BEGIN RECORDS FOR PROCESSING

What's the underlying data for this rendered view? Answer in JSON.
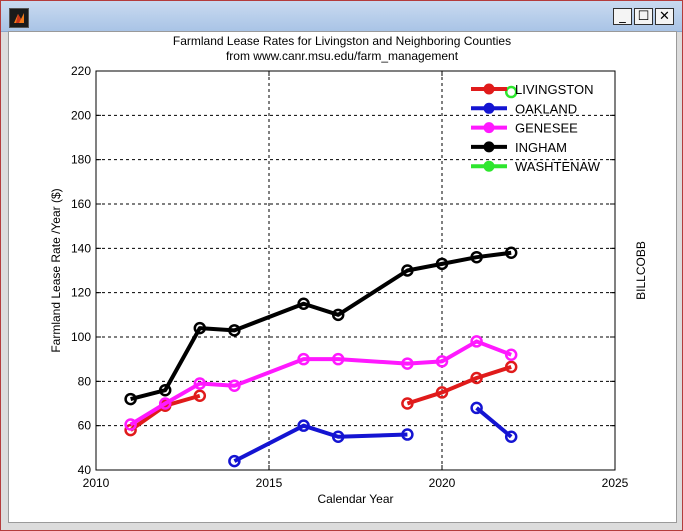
{
  "window": {
    "title": ""
  },
  "chart_data": {
    "type": "line",
    "title": "Farmland Lease Rates for Livingston and Neighboring Counties",
    "subtitle": "from www.canr.msu.edu/farm_management",
    "xlabel": "Calendar Year",
    "ylabel": "Farmland Lease Rate /Year ($)",
    "right_label": "BILLCOBB",
    "xlim": [
      2010,
      2025
    ],
    "ylim": [
      40,
      220
    ],
    "xticks": [
      2010,
      2015,
      2020,
      2025
    ],
    "yticks": [
      40,
      60,
      80,
      100,
      120,
      140,
      160,
      180,
      200,
      220
    ],
    "grid": true,
    "legend_position": "top-right",
    "series": [
      {
        "name": "LIVINGSTON",
        "color": "#e01b1b",
        "segments": [
          [
            [
              2011,
              58
            ],
            [
              2012,
              69
            ],
            [
              2013,
              73.5
            ]
          ],
          [
            [
              2019,
              70
            ],
            [
              2020,
              75
            ],
            [
              2021,
              81.5
            ],
            [
              2022,
              86.5
            ]
          ]
        ]
      },
      {
        "name": "OAKLAND",
        "color": "#1414d2",
        "segments": [
          [
            [
              2014,
              44
            ],
            [
              2016,
              60
            ],
            [
              2017,
              55
            ],
            [
              2019,
              56
            ]
          ],
          [
            [
              2021,
              68
            ],
            [
              2022,
              55
            ]
          ]
        ]
      },
      {
        "name": "GENESEE",
        "color": "#ff19ff",
        "segments": [
          [
            [
              2011,
              60.5
            ],
            [
              2012,
              70
            ],
            [
              2013,
              79
            ],
            [
              2014,
              78
            ],
            [
              2016,
              90
            ],
            [
              2017,
              90
            ],
            [
              2019,
              88
            ],
            [
              2020,
              89
            ],
            [
              2021,
              98
            ],
            [
              2022,
              92
            ]
          ]
        ]
      },
      {
        "name": "INGHAM",
        "color": "#000000",
        "segments": [
          [
            [
              2011,
              72
            ],
            [
              2012,
              76
            ],
            [
              2013,
              104
            ],
            [
              2014,
              103
            ],
            [
              2016,
              115
            ],
            [
              2017,
              110
            ],
            [
              2019,
              130
            ],
            [
              2020,
              133
            ],
            [
              2021,
              136
            ],
            [
              2022,
              138
            ]
          ]
        ]
      },
      {
        "name": "WASHTENAW",
        "color": "#2ee62e",
        "segments": [
          [
            [
              2022,
              210.5
            ]
          ]
        ]
      }
    ]
  }
}
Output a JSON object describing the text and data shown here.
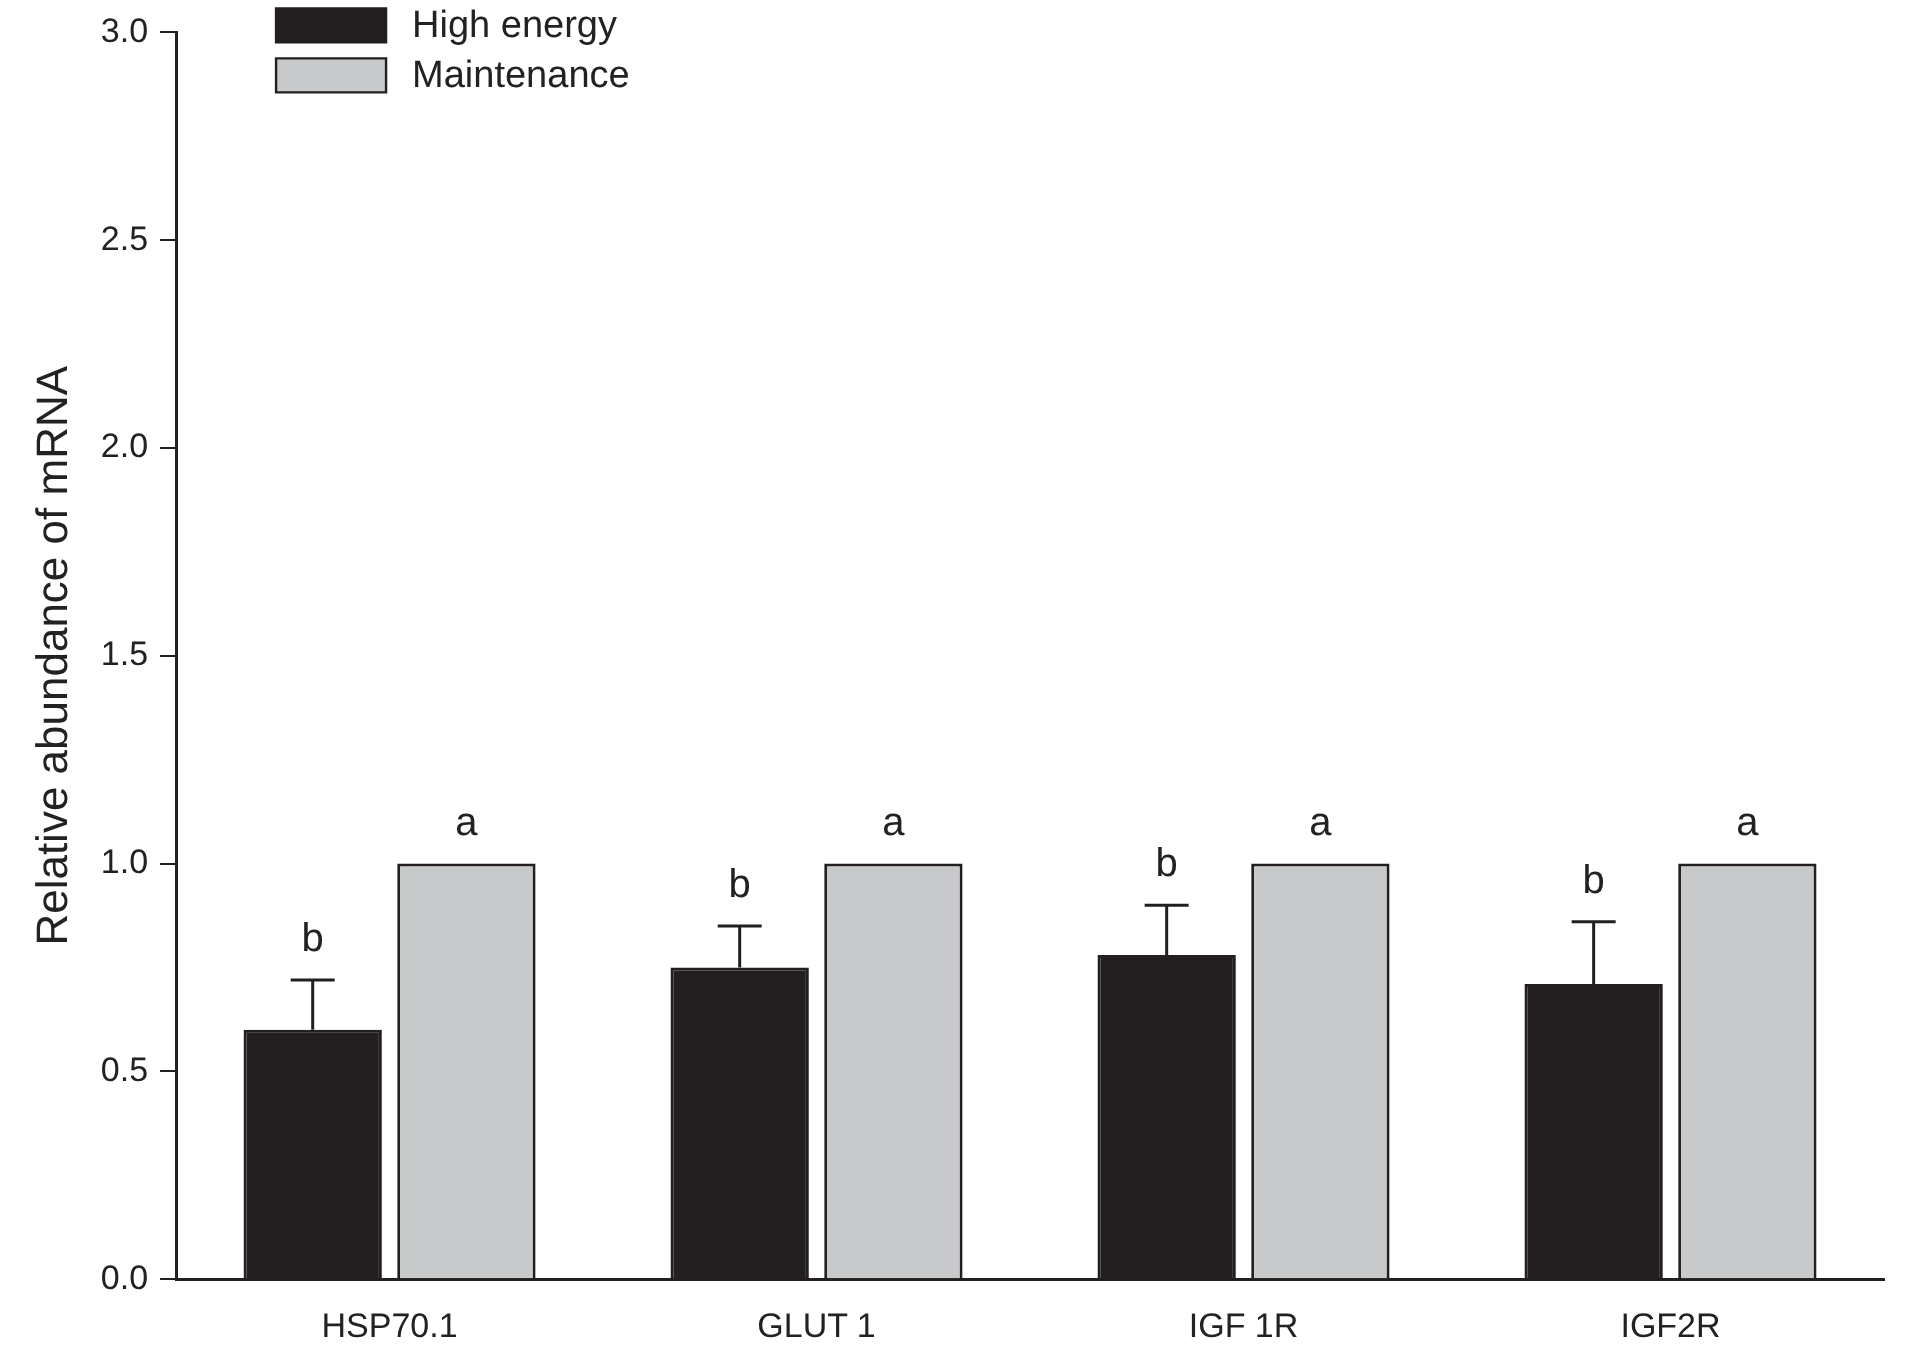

END RECORDS FOR PROCESSING

### ASSIGNMENT
For every line of the material above that contains the word "Farmland", show the line.

### SOLVED EXERCISE
    "title": "Farmland Lease Rates for Livingston and Neighboring Counties",
    "ylabel": "Farmland Lease Rate /Year ($)",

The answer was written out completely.